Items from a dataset
+===+

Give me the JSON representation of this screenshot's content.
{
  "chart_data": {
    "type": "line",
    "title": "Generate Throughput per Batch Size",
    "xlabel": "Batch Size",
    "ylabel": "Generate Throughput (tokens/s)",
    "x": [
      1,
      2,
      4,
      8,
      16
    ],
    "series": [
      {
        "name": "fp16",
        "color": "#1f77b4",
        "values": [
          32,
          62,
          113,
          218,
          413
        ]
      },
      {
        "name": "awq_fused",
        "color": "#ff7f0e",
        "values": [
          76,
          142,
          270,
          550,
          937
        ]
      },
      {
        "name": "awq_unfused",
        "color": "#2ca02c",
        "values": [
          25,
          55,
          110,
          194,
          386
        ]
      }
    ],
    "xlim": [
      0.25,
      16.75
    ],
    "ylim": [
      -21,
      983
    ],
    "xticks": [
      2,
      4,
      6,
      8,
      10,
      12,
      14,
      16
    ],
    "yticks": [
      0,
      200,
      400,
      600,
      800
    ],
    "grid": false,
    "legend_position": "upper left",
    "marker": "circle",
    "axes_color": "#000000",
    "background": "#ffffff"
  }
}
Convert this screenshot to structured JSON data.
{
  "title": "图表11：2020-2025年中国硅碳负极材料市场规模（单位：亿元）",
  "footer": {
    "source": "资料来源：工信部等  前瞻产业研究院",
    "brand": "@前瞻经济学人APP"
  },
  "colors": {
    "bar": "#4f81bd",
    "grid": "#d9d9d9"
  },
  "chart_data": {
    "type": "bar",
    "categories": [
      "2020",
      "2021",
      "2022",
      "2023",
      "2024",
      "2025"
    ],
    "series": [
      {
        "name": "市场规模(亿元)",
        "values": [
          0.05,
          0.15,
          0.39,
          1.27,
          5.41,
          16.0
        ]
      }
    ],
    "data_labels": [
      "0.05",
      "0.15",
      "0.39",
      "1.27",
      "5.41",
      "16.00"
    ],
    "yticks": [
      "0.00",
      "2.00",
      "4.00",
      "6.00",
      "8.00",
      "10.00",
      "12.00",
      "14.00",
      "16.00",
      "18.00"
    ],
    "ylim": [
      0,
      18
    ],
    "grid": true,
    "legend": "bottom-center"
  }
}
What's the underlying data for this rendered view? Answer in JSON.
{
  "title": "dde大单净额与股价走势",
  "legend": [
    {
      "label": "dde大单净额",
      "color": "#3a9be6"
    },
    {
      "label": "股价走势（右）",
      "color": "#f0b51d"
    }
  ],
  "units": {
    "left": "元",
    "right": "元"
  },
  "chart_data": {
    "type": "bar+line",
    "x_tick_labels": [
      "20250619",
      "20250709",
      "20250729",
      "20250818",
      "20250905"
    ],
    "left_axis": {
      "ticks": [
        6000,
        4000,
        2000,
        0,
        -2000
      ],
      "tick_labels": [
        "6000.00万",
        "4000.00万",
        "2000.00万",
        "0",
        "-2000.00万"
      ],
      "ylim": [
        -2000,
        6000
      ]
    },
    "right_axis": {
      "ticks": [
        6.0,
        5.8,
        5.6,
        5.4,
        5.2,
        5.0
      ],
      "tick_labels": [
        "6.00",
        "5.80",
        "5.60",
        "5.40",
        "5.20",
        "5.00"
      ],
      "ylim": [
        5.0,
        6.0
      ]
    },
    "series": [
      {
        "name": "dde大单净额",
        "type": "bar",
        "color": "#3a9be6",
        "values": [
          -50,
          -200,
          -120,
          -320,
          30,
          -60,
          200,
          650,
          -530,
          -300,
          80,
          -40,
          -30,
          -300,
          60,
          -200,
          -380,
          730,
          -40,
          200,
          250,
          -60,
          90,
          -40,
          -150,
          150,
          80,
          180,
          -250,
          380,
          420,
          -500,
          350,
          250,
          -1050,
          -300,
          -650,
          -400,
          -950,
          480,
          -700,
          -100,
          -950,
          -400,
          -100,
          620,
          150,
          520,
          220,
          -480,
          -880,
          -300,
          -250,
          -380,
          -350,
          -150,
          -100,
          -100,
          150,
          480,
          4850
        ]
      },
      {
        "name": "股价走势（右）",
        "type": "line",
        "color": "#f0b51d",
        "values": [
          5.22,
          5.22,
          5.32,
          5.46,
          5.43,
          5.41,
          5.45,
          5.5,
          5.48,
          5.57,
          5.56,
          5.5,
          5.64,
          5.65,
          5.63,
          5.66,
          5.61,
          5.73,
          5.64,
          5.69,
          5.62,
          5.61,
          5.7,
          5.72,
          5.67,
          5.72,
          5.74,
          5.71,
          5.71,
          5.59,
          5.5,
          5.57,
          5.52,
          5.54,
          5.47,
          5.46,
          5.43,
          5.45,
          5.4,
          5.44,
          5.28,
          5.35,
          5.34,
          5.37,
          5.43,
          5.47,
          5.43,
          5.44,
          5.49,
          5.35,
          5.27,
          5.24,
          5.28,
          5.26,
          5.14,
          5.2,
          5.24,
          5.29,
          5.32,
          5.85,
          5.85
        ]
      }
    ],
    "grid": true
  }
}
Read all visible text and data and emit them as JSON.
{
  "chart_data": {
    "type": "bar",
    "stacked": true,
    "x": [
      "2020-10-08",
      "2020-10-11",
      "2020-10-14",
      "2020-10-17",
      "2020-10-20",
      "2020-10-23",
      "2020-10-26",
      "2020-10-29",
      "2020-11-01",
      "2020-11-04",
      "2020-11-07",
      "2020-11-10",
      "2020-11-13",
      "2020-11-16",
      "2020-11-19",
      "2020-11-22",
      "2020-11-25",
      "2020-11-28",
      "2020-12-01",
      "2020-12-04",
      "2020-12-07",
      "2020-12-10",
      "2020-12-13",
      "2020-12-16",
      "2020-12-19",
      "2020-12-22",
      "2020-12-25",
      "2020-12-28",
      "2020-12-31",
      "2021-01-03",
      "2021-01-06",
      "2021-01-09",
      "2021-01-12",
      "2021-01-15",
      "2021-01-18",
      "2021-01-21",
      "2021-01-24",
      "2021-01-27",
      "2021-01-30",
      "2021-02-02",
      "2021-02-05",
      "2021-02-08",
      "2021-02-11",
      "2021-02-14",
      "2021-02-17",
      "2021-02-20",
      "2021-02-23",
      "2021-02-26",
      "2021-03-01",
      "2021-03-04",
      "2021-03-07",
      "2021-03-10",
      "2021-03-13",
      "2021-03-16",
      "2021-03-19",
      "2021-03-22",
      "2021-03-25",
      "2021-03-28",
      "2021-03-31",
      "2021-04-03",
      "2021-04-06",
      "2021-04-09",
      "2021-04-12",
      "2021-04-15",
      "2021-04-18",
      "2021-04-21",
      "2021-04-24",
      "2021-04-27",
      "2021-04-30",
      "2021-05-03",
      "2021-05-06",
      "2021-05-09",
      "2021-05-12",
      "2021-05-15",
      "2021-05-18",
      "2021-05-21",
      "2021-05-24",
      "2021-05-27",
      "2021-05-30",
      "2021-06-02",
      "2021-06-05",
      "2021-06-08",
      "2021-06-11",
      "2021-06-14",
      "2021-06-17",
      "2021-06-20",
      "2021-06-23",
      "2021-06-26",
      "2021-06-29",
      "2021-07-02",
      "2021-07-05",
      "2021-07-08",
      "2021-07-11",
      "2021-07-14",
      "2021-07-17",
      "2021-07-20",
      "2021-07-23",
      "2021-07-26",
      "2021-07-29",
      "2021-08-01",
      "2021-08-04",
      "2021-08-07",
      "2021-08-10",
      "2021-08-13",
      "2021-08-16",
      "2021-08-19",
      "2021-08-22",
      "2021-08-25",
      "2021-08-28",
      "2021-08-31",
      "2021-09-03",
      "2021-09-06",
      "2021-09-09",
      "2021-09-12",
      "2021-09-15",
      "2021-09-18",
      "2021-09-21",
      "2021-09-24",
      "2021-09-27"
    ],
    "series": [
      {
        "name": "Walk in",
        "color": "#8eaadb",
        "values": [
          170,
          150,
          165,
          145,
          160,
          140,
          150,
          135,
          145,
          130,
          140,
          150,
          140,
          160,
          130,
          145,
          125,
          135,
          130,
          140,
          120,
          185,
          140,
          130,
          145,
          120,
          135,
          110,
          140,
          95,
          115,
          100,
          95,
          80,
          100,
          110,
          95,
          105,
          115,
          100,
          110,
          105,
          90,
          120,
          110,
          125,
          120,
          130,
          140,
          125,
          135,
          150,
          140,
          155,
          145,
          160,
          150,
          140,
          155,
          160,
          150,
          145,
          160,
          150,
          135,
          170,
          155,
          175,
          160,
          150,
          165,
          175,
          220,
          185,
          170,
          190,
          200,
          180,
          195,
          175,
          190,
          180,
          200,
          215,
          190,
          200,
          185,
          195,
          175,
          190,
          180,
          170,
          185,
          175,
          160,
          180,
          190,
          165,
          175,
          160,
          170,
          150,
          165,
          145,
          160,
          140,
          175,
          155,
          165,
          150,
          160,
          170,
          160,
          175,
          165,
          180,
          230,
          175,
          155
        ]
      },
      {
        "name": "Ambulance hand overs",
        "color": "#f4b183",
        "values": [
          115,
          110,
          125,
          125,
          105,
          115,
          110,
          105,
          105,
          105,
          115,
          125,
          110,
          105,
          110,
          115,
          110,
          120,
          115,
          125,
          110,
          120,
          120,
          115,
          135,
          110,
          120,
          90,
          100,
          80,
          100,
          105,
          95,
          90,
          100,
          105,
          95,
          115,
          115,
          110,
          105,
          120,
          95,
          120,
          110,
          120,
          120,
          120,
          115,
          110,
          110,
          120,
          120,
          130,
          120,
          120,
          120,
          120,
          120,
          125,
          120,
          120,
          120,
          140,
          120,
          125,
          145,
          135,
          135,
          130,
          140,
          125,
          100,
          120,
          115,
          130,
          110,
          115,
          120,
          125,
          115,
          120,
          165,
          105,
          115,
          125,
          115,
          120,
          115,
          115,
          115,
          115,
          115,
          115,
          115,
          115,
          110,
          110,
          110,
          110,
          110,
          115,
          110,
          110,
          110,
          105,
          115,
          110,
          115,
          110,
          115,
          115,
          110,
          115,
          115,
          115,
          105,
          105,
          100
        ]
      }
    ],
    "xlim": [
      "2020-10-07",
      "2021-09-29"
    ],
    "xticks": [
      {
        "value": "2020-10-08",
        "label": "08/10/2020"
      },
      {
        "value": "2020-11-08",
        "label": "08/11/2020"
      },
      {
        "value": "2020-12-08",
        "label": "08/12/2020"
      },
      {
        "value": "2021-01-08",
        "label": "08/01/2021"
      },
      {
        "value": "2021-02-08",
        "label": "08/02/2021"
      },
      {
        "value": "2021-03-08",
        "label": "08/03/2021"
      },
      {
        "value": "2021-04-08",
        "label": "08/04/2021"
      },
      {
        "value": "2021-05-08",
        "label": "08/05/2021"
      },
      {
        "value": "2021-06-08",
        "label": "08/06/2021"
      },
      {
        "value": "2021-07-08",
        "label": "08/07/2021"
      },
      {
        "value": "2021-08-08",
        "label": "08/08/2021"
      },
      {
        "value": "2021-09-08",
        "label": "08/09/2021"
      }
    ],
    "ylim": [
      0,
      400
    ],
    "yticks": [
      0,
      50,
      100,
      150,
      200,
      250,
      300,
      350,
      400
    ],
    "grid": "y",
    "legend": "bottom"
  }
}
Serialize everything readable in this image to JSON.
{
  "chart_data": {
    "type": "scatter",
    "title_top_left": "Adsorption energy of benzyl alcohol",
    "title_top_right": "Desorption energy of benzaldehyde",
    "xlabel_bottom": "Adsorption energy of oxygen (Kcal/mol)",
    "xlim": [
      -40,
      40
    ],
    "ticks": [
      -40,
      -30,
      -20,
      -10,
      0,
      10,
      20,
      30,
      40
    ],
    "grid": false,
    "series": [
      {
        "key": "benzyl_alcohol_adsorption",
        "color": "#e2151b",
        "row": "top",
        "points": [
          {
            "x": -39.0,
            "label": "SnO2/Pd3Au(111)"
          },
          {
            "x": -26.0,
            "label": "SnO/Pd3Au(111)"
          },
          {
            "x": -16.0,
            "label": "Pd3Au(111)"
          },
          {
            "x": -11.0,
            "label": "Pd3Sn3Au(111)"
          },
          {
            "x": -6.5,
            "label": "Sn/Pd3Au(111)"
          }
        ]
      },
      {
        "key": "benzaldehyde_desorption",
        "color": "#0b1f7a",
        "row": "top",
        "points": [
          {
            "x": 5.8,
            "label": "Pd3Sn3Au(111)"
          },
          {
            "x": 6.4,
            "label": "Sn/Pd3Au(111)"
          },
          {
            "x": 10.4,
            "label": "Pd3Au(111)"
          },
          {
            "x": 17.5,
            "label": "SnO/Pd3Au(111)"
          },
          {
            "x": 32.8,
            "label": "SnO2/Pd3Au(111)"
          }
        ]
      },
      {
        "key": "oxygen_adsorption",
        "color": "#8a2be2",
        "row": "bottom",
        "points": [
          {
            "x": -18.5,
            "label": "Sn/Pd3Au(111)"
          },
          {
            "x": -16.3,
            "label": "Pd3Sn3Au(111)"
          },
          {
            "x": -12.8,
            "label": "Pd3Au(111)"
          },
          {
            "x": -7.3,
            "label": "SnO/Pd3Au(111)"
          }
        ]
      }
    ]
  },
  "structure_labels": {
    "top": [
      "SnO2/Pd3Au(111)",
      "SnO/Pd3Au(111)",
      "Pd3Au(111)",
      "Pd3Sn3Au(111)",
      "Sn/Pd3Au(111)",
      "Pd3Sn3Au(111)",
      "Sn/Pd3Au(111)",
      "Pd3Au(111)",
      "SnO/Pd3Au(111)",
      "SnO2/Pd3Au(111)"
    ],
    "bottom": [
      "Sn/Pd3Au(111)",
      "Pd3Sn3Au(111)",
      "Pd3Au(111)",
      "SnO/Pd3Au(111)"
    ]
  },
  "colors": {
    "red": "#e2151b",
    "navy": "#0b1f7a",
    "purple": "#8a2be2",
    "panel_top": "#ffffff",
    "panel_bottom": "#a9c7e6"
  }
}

+===+

→ WHAT IS BEING ASKED:
Count the lines of the data that contain the string "Size", and reply with that number alone.

→ WRITTEN RESPONSE:
2